● What you will do
The listing below is to be output in its exact form.

● Data entries
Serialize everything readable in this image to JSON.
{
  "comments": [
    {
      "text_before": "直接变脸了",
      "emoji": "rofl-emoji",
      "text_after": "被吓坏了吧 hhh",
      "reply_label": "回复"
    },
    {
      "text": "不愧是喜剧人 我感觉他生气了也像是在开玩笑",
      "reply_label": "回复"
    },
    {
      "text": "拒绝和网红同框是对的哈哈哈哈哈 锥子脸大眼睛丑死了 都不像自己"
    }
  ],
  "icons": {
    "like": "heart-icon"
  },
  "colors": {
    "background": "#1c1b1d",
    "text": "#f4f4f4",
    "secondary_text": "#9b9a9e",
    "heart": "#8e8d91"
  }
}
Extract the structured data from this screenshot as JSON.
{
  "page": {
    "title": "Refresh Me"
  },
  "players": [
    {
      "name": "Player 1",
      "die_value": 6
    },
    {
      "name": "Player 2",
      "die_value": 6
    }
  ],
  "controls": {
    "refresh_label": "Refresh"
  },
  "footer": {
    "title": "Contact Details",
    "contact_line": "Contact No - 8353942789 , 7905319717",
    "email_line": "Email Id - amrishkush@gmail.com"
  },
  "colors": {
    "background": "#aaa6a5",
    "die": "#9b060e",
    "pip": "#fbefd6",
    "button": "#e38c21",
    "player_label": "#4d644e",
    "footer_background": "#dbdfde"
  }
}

● Correct response
Serialize everything readable in this image to JSON.
{
  "comments": [
    {
      "text_before": "直接变脸了",
      "emoji": "rofl-emoji",
      "text_after": "被吓坏了吧 hhh",
      "reply_label": "回复"
    },
    {
      "text": "不愧是喜剧人 我感觉他生气了也像是在开玩笑",
      "reply_label": "回复"
    },
    {
      "text": "拒绝和网红同框是对的哈哈哈哈哈 锥子脸大眼睛丑死了 都不像自己"
    }
  ],
  "icons": {
    "like": "heart-icon"
  },
  "colors": {
    "background": "#1c1b1d",
    "text": "#f4f4f4",
    "secondary_text": "#9b9a9e",
    "heart": "#8e8d91"
  }
}
Extract the structured data from this screenshot as JSON.
{
  "page": {
    "title": "Refresh Me"
  },
  "players": [
    {
      "name": "Player 1",
      "die_value": 6
    },
    {
      "name": "Player 2",
      "die_value": 6
    }
  ],
  "controls": {
    "refresh_label": "Refresh"
  },
  "footer": {
    "title": "Contact Details",
    "contact_line": "Contact No - 8353942789 , 7905319717",
    "email_line": "Email Id - amrishkush@gmail.com"
  },
  "colors": {
    "background": "#aaa6a5",
    "die": "#9b060e",
    "pip": "#fbefd6",
    "button": "#e38c21",
    "player_label": "#4d644e",
    "footer_background": "#dbdfde"
  }
}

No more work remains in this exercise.